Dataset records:
----------

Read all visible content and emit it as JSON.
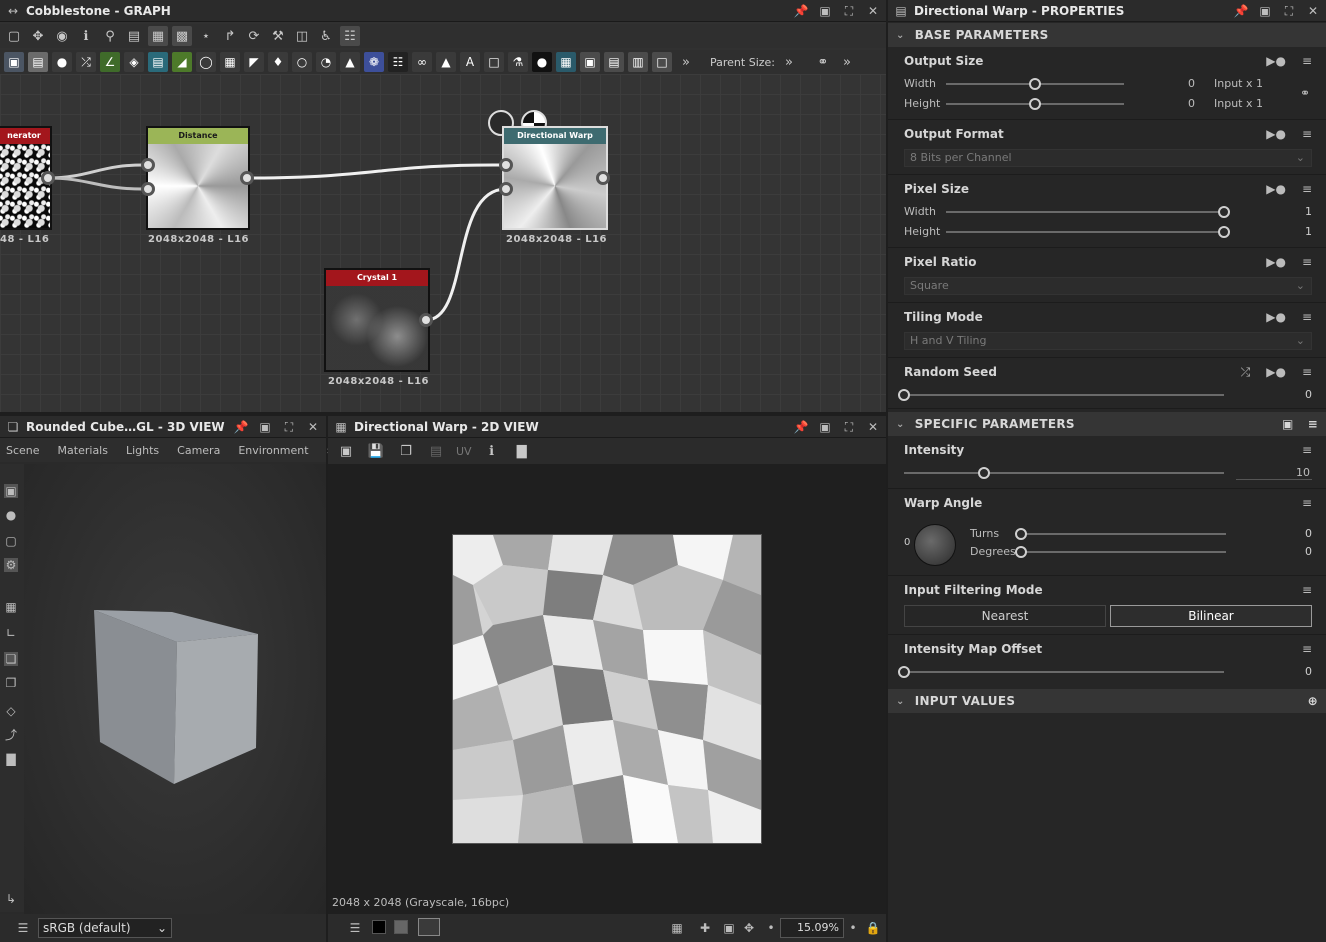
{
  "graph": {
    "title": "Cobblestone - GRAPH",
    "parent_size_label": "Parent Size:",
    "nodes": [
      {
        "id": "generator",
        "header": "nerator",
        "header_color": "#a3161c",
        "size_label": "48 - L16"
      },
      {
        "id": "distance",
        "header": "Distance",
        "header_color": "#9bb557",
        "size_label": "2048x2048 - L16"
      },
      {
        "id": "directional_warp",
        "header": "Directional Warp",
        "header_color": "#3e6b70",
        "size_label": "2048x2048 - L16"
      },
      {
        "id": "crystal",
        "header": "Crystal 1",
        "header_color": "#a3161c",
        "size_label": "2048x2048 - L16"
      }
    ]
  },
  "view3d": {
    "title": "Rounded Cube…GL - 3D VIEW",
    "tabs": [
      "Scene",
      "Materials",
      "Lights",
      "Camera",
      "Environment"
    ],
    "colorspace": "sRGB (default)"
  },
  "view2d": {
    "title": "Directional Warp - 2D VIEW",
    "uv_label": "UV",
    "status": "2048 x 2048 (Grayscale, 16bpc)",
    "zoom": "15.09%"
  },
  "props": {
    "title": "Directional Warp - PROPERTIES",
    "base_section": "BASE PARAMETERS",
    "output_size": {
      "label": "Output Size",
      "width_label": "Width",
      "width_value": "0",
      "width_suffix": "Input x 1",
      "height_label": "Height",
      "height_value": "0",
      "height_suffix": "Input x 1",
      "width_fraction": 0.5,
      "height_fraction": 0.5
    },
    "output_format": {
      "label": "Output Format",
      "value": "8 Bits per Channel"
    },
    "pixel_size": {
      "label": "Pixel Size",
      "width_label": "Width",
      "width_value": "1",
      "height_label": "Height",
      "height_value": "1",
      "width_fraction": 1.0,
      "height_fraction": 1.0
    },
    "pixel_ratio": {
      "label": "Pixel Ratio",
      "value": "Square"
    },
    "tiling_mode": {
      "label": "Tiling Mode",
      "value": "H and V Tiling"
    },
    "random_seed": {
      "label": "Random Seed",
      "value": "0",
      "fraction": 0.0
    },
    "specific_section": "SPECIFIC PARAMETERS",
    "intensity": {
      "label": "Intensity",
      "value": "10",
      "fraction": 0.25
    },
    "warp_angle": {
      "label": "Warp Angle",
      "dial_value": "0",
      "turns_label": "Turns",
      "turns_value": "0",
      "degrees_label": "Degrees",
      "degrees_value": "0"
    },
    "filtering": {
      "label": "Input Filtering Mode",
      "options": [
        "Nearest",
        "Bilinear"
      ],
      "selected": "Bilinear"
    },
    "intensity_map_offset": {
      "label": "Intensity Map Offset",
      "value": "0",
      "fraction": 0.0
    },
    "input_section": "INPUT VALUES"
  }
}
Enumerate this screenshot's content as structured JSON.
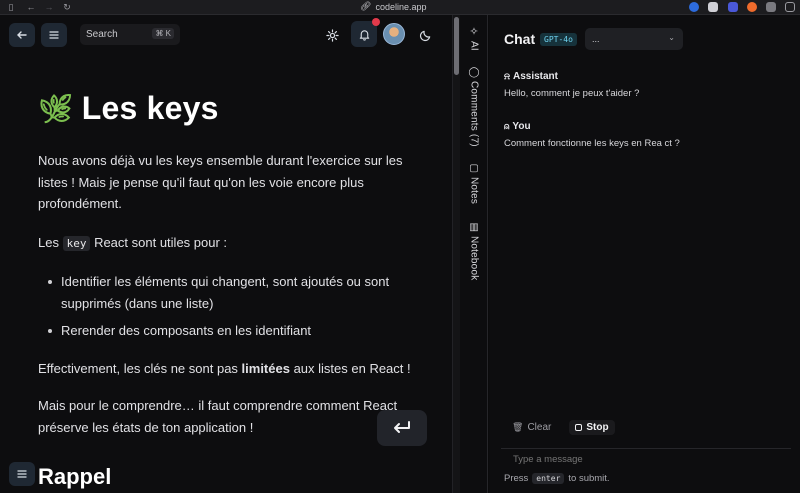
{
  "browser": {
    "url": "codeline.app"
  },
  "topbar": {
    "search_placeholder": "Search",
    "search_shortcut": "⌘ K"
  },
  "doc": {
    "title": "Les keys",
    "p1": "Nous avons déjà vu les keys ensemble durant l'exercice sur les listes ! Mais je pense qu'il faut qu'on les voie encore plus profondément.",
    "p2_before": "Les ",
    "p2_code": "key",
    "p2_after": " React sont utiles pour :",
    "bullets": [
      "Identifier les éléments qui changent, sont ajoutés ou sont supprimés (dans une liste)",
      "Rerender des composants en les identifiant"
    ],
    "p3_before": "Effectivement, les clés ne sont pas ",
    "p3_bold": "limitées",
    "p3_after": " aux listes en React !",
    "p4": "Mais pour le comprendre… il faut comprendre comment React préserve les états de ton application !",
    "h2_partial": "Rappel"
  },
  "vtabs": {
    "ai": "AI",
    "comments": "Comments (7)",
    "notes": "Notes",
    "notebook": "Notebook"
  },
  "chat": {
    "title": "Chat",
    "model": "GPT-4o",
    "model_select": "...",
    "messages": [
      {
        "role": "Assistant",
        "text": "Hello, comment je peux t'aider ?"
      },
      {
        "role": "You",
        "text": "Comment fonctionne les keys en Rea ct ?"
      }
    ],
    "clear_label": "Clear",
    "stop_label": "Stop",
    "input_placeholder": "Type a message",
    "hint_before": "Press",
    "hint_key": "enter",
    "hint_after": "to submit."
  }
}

----------

*Task prompt*: Keep every word of the data as it is when you write it out, but drop the pictures.

*Finished task*:
Read all visible content and emit it as JSON.
{
  "graph": {
    "title": "Cobblestone - GRAPH",
    "parent_size_label": "Parent Size:",
    "nodes": [
      {
        "id": "generator",
        "header": "nerator",
        "header_color": "#a3161c",
        "size_label": "48 - L16"
      },
      {
        "id": "distance",
        "header": "Distance",
        "header_color": "#9bb557",
        "size_label": "2048x2048 - L16"
      },
      {
        "id": "directional_warp",
        "header": "Directional Warp",
        "header_color": "#3e6b70",
        "size_label": "2048x2048 - L16"
      },
      {
        "id": "crystal",
        "header": "Crystal 1",
        "header_color": "#a3161c",
        "size_label": "2048x2048 - L16"
      }
    ]
  },
  "view3d": {
    "title": "Rounded Cube…GL - 3D VIEW",
    "tabs": [
      "Scene",
      "Materials",
      "Lights",
      "Camera",
      "Environment"
    ],
    "colorspace": "sRGB (default)"
  },
  "view2d": {
    "title": "Directional Warp - 2D VIEW",
    "uv_label": "UV",
    "status": "2048 x 2048 (Grayscale, 16bpc)",
    "zoom": "15.09%"
  },
  "props": {
    "title": "Directional Warp - PROPERTIES",
    "base_section": "BASE PARAMETERS",
    "output_size": {
      "label": "Output Size",
      "width_label": "Width",
      "width_value": "0",
      "width_suffix": "Input x 1",
      "height_label": "Height",
      "height_value": "0",
      "height_suffix": "Input x 1",
      "width_fraction": 0.5,
      "height_fraction": 0.5
    },
    "output_format": {
      "label": "Output Format",
      "value": "8 Bits per Channel"
    },
    "pixel_size": {
      "label": "Pixel Size",
      "width_label": "Width",
      "width_value": "1",
      "height_label": "Height",
      "height_value": "1",
      "width_fraction": 1.0,
      "height_fraction": 1.0
    },
    "pixel_ratio": {
      "label": "Pixel Ratio",
      "value": "Square"
    },
    "tiling_mode": {
      "label": "Tiling Mode",
      "value": "H and V Tiling"
    },
    "random_seed": {
      "label": "Random Seed",
      "value": "0",
      "fraction": 0.0
    },
    "specific_section": "SPECIFIC PARAMETERS",
    "intensity": {
      "label": "Intensity",
      "value": "10",
      "fraction": 0.25
    },
    "warp_angle": {
      "label": "Warp Angle",
      "dial_value": "0",
      "turns_label": "Turns",
      "turns_value": "0",
      "degrees_label": "Degrees",
      "degrees_value": "0"
    },
    "filtering": {
      "label": "Input Filtering Mode",
      "options": [
        "Nearest",
        "Bilinear"
      ],
      "selected": "Bilinear"
    },
    "intensity_map_offset": {
      "label": "Intensity Map Offset",
      "value": "0",
      "fraction": 0.0
    },
    "input_section": "INPUT VALUES"
  }
}
Enumerate this screenshot's content as structured JSON.
{
  "browser": {
    "url": "codeline.app"
  },
  "topbar": {
    "search_placeholder": "Search",
    "search_shortcut": "⌘ K"
  },
  "doc": {
    "title": "Les keys",
    "p1": "Nous avons déjà vu les keys ensemble durant l'exercice sur les listes ! Mais je pense qu'il faut qu'on les voie encore plus profondément.",
    "p2_before": "Les ",
    "p2_code": "key",
    "p2_after": " React sont utiles pour :",
    "bullets": [
      "Identifier les éléments qui changent, sont ajoutés ou sont supprimés (dans une liste)",
      "Rerender des composants en les identifiant"
    ],
    "p3_before": "Effectivement, les clés ne sont pas ",
    "p3_bold": "limitées",
    "p3_after": " aux listes en React !",
    "p4": "Mais pour le comprendre… il faut comprendre comment React préserve les états de ton application !",
    "h2_partial": "Rappel"
  },
  "vtabs": {
    "ai": "AI",
    "comments": "Comments (7)",
    "notes": "Notes",
    "notebook": "Notebook"
  },
  "chat": {
    "title": "Chat",
    "model": "GPT-4o",
    "model_select": "...",
    "messages": [
      {
        "role": "Assistant",
        "text": "Hello, comment je peux t'aider ?"
      },
      {
        "role": "You",
        "text": "Comment fonctionne les keys en Rea ct ?"
      }
    ],
    "clear_label": "Clear",
    "stop_label": "Stop",
    "input_placeholder": "Type a message",
    "hint_before": "Press",
    "hint_key": "enter",
    "hint_after": "to submit."
  }
}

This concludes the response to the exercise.